* DATA SECTION
<<<<

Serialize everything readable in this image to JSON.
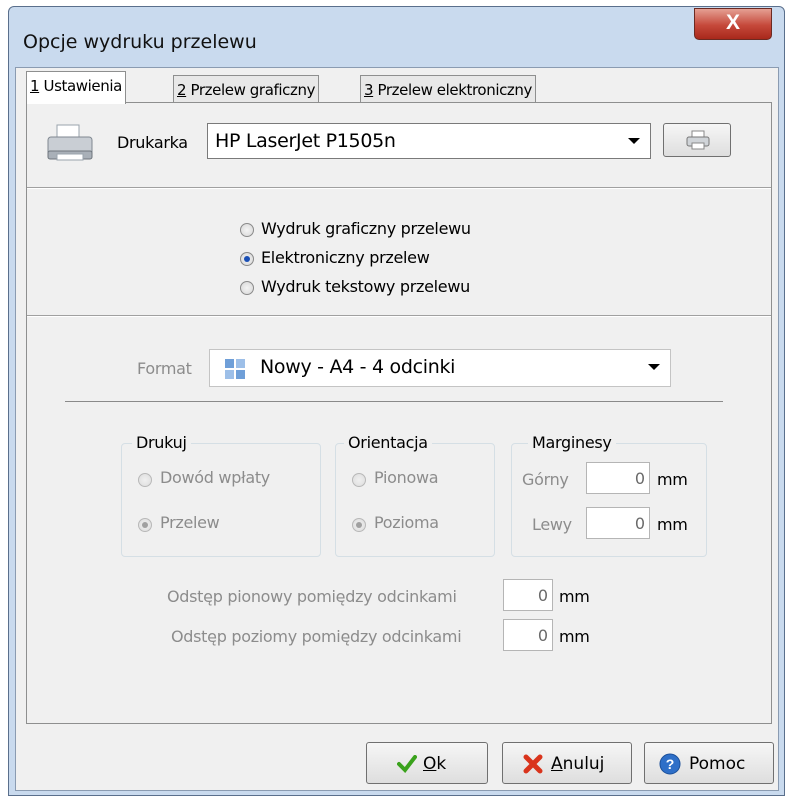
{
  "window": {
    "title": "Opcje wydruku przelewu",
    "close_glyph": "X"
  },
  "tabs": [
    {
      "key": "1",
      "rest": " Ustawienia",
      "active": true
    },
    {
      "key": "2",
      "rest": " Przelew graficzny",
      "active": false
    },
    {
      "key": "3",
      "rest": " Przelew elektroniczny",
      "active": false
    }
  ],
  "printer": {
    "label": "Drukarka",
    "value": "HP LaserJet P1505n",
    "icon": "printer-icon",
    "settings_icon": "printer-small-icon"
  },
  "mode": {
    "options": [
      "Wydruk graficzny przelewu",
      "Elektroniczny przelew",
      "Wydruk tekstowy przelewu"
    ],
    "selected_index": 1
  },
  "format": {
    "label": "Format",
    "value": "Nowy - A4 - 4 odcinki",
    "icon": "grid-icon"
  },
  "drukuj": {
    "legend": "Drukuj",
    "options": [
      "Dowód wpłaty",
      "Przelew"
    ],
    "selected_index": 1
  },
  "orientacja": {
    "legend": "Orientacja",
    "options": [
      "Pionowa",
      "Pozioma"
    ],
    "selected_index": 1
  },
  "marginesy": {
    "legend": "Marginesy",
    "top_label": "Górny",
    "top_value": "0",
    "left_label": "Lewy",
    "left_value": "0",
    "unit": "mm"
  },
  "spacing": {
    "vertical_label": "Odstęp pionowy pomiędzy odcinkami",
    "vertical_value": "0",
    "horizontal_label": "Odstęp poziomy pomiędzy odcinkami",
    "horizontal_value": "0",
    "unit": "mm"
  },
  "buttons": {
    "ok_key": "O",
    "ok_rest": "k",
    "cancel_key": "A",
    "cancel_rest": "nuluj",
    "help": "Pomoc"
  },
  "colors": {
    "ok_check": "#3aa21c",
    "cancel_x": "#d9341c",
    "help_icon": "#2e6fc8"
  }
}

>>>>
<<<<

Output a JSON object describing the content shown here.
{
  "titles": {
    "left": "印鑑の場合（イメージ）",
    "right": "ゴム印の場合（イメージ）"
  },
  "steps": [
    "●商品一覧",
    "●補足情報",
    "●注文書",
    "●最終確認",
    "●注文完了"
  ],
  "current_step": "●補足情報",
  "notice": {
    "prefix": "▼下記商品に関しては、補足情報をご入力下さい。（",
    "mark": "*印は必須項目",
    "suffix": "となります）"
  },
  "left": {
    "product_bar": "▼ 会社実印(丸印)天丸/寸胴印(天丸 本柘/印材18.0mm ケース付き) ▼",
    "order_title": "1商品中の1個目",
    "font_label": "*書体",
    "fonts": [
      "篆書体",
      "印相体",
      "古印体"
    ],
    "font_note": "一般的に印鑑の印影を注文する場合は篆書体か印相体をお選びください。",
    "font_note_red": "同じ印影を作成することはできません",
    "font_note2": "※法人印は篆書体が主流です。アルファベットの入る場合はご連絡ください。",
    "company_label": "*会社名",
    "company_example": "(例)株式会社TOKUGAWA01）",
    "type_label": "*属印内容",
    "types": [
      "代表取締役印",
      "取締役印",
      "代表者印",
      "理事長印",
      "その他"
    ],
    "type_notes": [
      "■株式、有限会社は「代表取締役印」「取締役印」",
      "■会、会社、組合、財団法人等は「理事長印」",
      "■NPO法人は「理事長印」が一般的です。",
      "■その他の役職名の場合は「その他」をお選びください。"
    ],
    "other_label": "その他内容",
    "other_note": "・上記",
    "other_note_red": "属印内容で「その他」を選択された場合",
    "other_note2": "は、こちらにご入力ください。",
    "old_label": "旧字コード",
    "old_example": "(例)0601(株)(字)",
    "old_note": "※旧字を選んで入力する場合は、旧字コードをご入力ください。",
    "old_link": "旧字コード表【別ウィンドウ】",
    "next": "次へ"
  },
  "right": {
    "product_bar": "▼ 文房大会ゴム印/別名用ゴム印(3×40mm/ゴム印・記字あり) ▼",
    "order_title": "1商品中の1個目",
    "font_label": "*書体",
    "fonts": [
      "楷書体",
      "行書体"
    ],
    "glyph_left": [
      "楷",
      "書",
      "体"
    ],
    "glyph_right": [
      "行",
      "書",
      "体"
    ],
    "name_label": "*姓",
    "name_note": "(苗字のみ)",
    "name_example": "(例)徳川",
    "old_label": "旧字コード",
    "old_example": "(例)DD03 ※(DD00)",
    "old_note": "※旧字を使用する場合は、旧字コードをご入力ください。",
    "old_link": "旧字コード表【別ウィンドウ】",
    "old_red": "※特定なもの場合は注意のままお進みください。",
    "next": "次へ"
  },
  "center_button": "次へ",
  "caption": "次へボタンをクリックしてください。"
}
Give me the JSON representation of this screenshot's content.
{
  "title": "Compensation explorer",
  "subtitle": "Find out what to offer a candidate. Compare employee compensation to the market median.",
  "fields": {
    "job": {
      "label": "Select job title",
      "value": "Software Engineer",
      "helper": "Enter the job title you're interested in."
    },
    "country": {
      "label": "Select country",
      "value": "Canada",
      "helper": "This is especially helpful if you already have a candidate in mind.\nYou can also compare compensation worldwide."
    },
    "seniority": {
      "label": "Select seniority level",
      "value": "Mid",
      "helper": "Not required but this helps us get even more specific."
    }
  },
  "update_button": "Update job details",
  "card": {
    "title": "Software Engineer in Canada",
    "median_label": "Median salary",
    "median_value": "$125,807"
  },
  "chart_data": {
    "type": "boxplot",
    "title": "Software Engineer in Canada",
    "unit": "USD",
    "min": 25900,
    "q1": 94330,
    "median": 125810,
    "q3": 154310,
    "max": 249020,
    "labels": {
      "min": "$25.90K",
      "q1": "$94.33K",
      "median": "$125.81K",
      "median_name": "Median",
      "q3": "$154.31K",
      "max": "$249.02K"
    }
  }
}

>>>>
<<<<

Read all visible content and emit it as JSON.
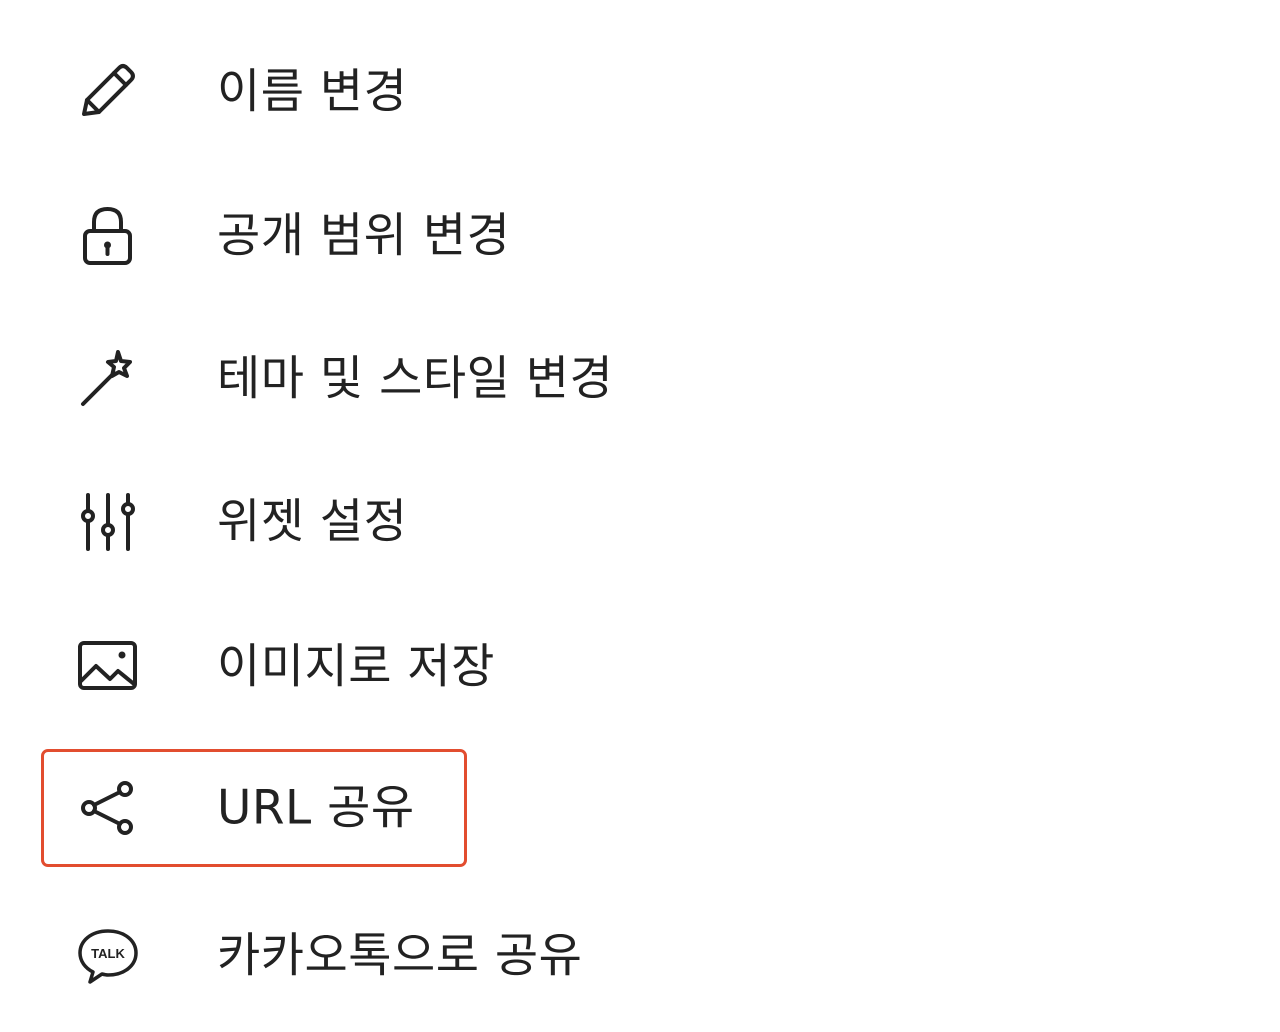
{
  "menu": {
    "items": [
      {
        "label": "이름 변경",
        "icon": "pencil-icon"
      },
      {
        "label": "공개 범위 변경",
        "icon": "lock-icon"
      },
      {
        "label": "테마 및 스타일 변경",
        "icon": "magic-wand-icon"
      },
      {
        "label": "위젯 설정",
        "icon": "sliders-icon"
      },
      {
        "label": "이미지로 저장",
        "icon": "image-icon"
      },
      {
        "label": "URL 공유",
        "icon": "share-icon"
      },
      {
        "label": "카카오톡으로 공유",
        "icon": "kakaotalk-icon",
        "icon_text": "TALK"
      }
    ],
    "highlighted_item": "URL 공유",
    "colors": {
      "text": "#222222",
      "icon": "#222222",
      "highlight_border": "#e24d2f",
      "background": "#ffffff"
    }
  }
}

>>>>

* INSTRUCTIONS TO FOLLOW
Every line above that contains the word "Odstęp" should be reported.

* EXERCISE RESPONSE
    "vertical_label": "Odstęp pionowy pomiędzy odcinkami",
    "horizontal_label": "Odstęp poziomy pomiędzy odcinkami",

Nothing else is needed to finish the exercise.